Work required
In the data that follows, count each line holding the string "CHUVA"; answer with the number only.

Data entries
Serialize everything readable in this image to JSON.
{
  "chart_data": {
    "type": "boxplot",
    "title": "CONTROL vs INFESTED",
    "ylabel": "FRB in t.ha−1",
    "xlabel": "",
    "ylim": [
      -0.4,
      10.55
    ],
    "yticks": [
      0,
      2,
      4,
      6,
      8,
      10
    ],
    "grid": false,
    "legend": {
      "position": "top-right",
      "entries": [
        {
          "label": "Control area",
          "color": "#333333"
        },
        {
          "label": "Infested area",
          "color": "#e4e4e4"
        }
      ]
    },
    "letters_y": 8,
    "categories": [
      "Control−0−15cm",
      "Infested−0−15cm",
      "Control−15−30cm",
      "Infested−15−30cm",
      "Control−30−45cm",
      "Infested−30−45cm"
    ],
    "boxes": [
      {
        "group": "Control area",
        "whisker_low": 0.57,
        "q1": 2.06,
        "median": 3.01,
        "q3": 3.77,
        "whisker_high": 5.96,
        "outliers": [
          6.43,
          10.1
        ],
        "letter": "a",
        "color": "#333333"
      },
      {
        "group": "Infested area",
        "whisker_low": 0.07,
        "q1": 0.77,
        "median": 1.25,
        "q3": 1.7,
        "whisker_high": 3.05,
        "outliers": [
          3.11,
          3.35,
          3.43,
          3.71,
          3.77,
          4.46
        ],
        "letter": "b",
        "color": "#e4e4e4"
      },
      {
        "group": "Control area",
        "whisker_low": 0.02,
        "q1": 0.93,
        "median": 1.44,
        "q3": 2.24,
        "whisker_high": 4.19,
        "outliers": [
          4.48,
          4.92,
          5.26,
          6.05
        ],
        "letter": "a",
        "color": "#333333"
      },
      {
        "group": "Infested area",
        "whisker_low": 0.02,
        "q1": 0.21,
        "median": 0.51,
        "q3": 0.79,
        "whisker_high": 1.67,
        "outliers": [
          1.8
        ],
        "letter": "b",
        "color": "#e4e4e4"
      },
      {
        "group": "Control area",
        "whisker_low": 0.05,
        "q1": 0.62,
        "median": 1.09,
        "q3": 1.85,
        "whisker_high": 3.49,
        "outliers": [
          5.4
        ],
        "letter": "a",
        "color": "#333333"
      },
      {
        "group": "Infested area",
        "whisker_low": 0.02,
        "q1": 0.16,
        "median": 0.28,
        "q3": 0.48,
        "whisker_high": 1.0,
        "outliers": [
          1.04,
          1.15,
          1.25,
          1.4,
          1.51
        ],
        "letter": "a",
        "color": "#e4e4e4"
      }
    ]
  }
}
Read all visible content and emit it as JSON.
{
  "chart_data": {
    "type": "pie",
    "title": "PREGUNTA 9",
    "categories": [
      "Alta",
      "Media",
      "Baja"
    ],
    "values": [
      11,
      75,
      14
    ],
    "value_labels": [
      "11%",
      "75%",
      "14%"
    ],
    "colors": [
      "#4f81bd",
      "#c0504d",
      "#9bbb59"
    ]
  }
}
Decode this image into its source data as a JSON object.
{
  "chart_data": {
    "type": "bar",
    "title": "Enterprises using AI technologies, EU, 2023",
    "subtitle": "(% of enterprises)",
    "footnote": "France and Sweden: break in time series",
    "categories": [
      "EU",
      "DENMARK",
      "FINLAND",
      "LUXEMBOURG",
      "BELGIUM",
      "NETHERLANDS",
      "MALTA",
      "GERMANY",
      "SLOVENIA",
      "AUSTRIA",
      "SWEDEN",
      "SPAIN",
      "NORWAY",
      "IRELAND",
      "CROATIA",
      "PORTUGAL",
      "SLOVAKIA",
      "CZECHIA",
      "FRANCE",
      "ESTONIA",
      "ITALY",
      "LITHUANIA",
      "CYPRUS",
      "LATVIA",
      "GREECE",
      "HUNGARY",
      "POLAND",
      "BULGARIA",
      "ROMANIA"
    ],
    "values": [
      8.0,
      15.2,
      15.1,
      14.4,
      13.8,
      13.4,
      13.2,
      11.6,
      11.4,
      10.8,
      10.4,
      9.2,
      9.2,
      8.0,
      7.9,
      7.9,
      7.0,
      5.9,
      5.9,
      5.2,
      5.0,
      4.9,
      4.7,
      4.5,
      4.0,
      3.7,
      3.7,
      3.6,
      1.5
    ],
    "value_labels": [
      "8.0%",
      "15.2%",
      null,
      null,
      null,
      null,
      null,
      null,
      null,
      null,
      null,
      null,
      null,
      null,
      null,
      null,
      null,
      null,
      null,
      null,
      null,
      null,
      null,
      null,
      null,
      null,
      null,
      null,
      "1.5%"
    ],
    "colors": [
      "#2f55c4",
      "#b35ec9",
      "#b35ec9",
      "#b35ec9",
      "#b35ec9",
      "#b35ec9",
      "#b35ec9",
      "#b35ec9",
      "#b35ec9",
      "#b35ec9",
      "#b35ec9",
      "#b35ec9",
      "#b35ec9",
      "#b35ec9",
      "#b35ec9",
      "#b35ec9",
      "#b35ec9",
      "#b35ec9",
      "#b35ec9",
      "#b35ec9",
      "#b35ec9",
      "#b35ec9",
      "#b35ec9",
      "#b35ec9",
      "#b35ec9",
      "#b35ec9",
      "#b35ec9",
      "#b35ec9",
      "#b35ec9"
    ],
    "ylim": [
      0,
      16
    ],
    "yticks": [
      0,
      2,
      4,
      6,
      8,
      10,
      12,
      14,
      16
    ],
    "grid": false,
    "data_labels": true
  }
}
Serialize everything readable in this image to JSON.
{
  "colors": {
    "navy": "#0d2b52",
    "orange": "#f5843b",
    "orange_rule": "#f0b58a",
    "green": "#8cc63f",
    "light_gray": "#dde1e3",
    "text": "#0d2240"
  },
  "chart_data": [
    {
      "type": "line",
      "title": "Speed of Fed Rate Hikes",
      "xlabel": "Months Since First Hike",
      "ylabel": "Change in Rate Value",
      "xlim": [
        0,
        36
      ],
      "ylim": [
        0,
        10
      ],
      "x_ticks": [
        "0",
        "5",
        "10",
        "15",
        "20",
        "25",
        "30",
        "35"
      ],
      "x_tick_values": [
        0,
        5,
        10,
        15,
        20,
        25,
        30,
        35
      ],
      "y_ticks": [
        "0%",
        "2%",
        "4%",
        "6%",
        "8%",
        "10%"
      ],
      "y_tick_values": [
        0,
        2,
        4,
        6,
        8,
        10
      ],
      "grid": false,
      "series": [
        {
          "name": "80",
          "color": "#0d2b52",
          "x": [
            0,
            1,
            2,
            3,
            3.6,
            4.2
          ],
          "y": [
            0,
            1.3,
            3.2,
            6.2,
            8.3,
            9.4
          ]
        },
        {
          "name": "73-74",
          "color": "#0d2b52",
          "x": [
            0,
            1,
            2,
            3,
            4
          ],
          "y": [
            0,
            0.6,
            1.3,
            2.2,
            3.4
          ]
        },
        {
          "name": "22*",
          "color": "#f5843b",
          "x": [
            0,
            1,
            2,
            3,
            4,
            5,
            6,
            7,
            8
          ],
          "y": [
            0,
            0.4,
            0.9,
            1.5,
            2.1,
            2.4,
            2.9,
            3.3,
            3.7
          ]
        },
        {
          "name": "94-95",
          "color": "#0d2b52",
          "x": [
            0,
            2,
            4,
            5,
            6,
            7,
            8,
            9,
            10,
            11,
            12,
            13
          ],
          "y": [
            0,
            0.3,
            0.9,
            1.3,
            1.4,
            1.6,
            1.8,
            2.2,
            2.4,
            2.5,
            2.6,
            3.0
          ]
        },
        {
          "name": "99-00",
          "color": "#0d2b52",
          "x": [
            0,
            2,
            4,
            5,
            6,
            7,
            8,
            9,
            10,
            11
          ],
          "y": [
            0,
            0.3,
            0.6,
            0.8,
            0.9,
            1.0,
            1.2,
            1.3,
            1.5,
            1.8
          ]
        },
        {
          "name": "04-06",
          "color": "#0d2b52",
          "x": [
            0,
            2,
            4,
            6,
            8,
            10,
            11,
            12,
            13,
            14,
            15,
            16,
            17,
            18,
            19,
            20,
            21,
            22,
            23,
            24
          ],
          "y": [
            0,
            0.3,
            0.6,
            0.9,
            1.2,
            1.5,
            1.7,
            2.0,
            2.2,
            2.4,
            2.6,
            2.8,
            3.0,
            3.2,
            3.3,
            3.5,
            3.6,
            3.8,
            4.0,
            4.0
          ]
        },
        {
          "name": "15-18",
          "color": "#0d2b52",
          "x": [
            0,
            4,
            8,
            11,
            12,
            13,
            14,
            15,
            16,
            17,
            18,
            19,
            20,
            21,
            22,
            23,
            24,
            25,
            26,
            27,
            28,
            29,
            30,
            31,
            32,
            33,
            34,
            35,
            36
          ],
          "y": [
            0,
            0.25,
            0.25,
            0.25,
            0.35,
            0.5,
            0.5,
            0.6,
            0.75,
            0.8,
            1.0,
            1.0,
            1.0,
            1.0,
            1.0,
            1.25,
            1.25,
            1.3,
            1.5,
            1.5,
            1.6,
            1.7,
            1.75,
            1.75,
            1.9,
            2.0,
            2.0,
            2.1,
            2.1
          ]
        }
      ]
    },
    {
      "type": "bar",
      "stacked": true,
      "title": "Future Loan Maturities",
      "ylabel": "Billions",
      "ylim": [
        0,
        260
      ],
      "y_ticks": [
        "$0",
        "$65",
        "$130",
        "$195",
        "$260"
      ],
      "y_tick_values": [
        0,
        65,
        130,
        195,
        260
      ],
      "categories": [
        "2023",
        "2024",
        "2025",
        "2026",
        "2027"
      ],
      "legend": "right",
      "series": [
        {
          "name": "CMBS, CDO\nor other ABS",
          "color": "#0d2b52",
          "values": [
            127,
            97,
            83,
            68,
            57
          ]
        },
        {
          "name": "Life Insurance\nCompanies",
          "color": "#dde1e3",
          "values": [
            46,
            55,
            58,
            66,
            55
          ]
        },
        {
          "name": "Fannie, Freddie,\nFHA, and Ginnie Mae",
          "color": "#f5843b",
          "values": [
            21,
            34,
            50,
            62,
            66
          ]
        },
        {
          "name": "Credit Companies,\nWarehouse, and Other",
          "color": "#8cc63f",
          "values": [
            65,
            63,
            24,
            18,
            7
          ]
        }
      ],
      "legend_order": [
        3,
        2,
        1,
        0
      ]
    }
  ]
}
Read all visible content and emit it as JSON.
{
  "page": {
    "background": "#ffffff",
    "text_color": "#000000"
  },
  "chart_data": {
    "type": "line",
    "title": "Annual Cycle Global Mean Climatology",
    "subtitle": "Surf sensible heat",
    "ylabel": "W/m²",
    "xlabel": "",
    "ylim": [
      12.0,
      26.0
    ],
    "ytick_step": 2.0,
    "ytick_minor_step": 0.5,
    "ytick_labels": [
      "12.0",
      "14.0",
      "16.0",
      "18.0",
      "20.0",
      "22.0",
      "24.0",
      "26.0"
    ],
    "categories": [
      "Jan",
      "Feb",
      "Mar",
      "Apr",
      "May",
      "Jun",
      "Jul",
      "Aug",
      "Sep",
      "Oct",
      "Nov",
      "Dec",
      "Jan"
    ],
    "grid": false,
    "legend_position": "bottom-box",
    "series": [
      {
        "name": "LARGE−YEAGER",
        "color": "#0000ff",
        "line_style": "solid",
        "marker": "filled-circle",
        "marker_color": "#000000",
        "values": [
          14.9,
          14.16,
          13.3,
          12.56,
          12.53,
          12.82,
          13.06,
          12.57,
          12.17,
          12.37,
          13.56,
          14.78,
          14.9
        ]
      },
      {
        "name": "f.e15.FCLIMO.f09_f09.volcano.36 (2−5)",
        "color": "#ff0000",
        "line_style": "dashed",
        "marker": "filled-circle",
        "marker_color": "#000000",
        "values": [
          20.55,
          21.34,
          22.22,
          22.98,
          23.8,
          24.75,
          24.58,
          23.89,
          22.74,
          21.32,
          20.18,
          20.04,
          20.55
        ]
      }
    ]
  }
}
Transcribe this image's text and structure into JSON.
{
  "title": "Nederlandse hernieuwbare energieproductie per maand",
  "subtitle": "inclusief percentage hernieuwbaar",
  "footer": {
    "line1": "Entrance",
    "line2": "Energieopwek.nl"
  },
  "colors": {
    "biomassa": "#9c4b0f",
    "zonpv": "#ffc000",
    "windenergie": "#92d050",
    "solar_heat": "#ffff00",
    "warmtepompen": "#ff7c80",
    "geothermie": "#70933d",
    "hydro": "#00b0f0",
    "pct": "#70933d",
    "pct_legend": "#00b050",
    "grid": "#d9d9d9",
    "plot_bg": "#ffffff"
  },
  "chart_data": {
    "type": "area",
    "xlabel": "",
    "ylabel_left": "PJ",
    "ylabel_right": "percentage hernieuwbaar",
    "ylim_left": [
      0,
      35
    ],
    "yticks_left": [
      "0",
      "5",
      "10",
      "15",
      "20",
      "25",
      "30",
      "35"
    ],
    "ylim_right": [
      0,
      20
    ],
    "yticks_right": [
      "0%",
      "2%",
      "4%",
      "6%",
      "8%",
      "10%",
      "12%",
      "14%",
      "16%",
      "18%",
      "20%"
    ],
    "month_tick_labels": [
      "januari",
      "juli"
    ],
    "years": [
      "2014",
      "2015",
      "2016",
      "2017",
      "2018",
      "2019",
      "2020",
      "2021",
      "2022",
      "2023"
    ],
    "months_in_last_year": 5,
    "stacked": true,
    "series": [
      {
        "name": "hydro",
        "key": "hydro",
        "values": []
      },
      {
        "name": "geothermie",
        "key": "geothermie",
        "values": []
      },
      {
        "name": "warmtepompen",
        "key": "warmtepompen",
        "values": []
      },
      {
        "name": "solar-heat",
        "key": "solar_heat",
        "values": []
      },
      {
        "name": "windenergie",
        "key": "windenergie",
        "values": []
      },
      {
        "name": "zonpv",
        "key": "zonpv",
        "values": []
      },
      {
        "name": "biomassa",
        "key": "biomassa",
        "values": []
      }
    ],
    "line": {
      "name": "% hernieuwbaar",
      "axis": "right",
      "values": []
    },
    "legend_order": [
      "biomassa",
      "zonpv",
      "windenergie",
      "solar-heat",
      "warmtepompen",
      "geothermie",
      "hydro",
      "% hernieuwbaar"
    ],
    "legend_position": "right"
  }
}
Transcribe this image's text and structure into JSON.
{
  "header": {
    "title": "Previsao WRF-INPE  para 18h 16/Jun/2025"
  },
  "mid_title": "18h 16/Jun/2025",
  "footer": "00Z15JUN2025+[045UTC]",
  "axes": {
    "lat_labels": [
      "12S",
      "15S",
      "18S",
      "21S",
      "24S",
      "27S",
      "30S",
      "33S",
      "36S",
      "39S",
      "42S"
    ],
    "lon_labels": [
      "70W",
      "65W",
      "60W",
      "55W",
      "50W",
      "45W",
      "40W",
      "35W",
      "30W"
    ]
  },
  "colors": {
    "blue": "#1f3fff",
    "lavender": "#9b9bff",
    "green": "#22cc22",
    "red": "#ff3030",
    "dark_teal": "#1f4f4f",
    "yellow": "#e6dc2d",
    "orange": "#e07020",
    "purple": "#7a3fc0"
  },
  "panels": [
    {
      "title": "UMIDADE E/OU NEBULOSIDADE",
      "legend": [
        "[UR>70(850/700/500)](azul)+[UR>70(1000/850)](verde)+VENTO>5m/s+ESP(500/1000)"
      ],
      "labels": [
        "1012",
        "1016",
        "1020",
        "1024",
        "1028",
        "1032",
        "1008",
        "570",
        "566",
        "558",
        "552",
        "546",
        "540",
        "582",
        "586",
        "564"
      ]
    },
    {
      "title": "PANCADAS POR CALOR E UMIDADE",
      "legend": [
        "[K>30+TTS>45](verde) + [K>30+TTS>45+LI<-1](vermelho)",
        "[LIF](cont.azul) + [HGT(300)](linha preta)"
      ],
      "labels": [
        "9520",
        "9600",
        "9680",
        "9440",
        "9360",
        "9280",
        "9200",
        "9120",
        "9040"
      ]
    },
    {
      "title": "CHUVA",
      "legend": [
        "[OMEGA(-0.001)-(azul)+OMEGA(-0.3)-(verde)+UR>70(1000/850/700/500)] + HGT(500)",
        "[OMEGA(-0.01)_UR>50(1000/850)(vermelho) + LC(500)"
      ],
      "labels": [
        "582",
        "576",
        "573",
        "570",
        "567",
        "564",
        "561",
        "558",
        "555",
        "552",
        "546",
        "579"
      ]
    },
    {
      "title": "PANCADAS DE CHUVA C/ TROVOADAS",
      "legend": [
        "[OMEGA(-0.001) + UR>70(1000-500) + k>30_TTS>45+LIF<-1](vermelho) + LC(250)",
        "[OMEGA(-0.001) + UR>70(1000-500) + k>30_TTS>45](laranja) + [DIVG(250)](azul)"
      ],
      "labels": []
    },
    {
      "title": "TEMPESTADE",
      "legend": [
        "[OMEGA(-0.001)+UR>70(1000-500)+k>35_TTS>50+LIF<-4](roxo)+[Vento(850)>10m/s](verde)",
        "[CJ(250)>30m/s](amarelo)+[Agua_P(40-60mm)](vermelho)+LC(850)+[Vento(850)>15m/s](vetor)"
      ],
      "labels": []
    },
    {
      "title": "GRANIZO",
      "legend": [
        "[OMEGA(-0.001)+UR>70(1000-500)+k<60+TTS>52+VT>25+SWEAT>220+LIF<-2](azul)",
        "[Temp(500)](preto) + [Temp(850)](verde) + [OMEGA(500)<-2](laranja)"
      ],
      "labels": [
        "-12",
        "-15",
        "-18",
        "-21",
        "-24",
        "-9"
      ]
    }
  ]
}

Output for this exercise
2